-- START Stored records --

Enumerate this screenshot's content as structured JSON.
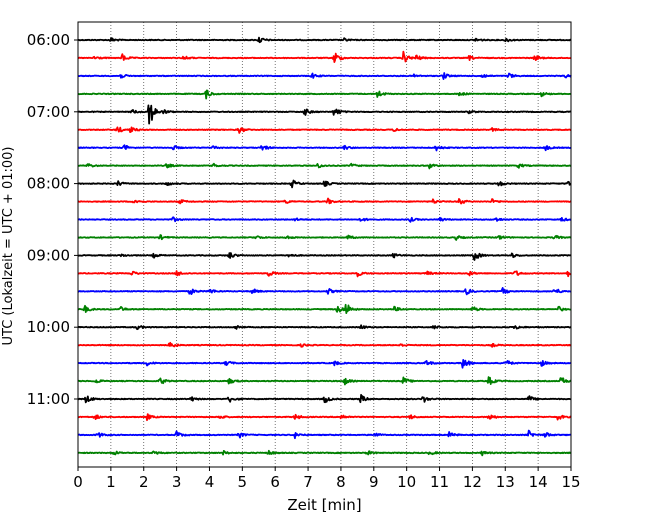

-- END Stored records --
-- START Stored records --

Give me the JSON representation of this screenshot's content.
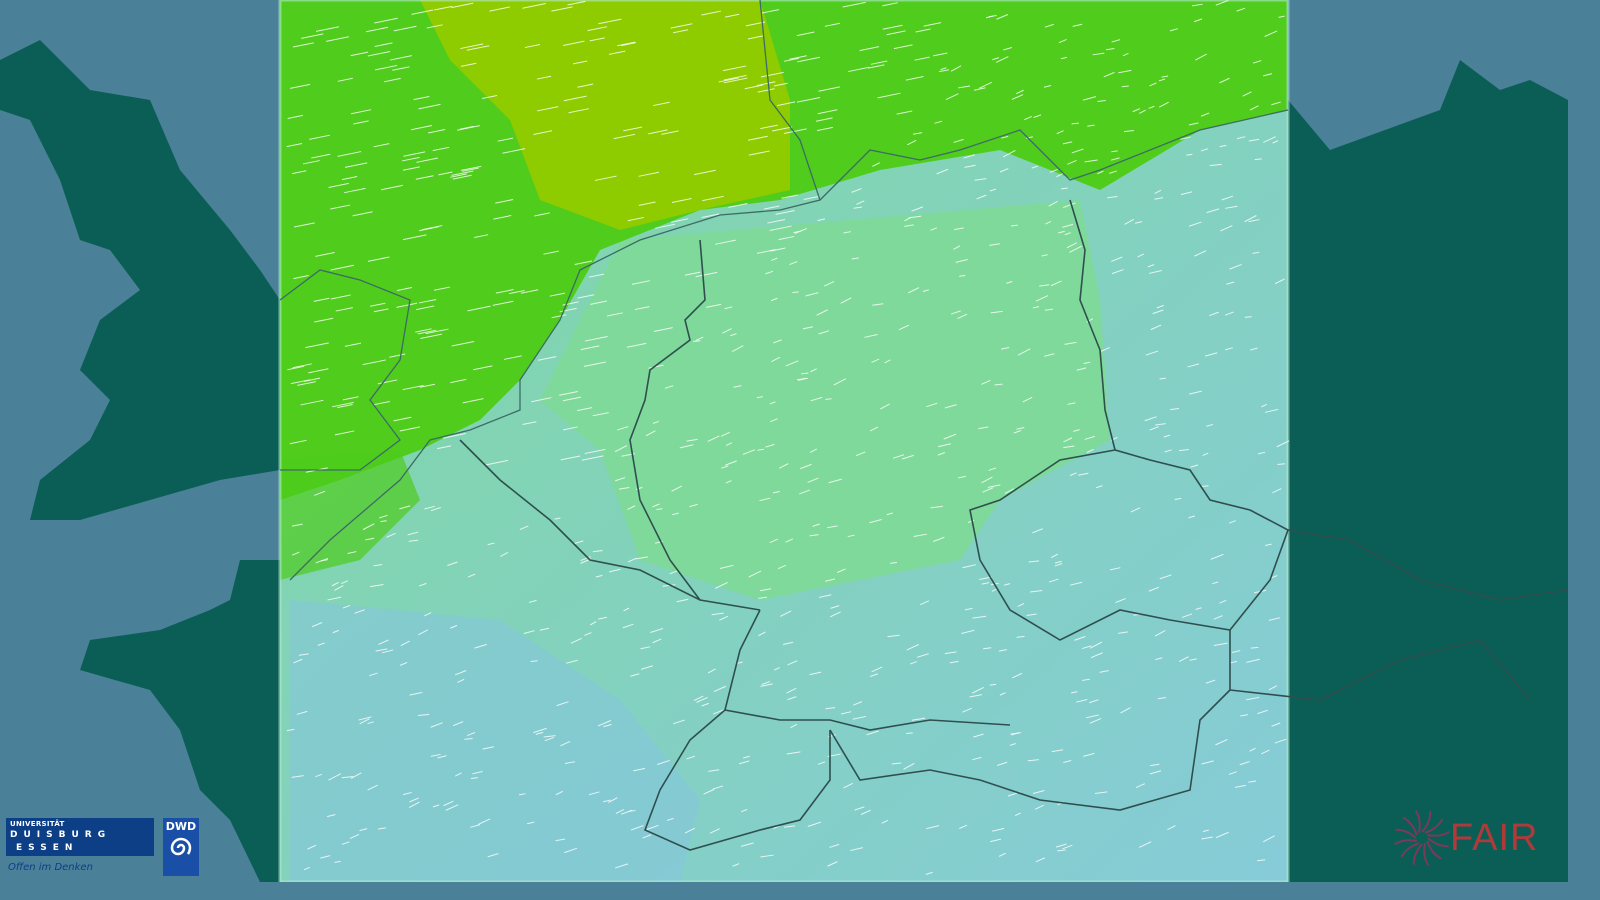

-- END Stored records --
-- START Stored records --

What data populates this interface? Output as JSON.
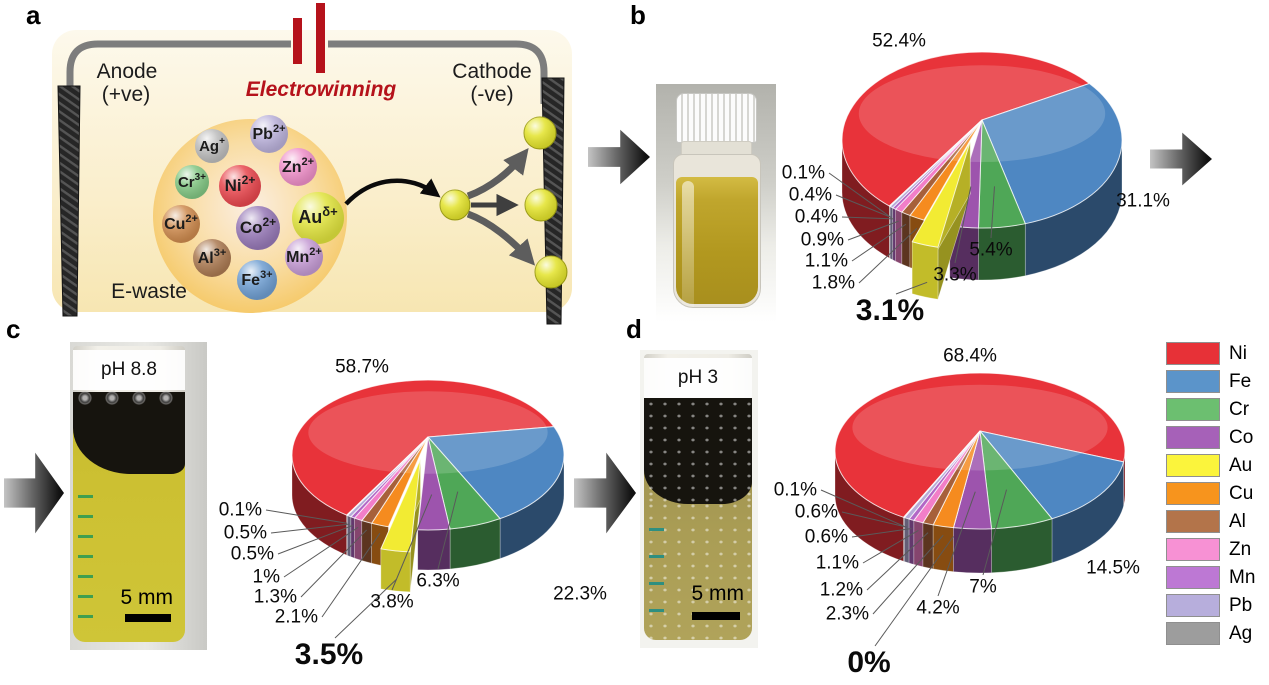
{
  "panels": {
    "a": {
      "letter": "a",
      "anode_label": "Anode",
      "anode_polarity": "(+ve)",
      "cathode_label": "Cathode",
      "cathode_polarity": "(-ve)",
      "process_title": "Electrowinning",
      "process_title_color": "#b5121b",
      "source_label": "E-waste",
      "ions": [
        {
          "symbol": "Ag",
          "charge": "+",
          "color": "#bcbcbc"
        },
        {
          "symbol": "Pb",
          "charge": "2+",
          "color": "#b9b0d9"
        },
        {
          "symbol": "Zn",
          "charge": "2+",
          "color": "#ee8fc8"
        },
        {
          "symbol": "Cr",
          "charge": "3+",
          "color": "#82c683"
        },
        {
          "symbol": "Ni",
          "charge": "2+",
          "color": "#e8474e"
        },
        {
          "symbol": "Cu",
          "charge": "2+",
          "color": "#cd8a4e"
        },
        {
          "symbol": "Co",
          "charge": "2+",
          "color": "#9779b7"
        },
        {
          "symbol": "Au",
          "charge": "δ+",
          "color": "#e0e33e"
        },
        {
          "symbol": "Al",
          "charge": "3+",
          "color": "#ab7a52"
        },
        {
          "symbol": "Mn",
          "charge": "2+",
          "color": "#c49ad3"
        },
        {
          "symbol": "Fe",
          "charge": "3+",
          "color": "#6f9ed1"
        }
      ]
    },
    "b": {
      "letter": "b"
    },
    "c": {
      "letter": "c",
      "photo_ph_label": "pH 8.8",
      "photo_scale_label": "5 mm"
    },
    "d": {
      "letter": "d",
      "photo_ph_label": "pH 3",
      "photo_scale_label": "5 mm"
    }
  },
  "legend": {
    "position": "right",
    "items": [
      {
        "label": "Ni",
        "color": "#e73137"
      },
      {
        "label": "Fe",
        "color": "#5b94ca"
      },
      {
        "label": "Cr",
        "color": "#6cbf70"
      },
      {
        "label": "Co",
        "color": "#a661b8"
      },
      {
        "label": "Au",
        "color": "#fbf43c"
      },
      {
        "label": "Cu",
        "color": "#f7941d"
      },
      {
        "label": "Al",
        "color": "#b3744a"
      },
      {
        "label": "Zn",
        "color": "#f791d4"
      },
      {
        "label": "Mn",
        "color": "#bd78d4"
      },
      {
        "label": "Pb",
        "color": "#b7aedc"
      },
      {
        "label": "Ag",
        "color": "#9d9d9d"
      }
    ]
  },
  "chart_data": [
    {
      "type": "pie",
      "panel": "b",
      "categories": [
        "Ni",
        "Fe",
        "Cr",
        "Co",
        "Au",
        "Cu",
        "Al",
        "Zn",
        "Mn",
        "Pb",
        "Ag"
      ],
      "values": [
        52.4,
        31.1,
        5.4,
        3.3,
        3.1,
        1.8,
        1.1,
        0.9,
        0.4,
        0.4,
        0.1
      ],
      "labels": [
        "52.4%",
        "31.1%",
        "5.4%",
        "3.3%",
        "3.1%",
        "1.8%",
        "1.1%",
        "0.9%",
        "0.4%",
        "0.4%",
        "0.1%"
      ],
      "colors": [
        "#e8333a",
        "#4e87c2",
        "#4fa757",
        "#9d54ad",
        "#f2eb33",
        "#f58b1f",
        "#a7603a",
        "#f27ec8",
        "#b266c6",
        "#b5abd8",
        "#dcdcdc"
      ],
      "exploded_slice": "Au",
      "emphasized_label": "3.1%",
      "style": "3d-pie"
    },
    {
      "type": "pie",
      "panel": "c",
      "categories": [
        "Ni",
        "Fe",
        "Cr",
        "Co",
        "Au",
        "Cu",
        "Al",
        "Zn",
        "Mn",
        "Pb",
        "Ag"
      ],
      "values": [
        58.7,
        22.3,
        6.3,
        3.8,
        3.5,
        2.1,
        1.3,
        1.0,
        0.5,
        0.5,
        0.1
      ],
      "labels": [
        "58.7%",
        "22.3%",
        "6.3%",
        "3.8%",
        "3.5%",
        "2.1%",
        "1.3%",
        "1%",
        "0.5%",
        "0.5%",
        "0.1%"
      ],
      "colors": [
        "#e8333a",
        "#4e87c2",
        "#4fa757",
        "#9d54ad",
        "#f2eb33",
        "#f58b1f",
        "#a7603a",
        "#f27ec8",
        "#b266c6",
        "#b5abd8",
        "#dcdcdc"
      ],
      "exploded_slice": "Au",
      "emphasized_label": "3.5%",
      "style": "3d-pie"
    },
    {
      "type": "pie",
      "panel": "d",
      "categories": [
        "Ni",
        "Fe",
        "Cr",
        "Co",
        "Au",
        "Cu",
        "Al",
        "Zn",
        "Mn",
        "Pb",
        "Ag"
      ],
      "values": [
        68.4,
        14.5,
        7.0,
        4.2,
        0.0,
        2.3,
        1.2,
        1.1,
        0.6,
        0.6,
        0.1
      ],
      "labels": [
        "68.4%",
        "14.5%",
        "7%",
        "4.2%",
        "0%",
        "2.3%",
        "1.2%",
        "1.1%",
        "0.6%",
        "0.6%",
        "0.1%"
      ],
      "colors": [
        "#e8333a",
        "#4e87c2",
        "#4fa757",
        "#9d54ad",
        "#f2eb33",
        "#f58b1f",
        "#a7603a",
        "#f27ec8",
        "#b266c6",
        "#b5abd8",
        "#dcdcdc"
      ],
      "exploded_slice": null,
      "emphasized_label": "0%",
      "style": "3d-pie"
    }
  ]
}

-- END Stored records --

What is expected →
Identify the lines that contain the string "content", and copy every one of them.

Final result →
Enumerate this screenshot's content as structured JSON.
Give me the JSON representation of this screenshot's content.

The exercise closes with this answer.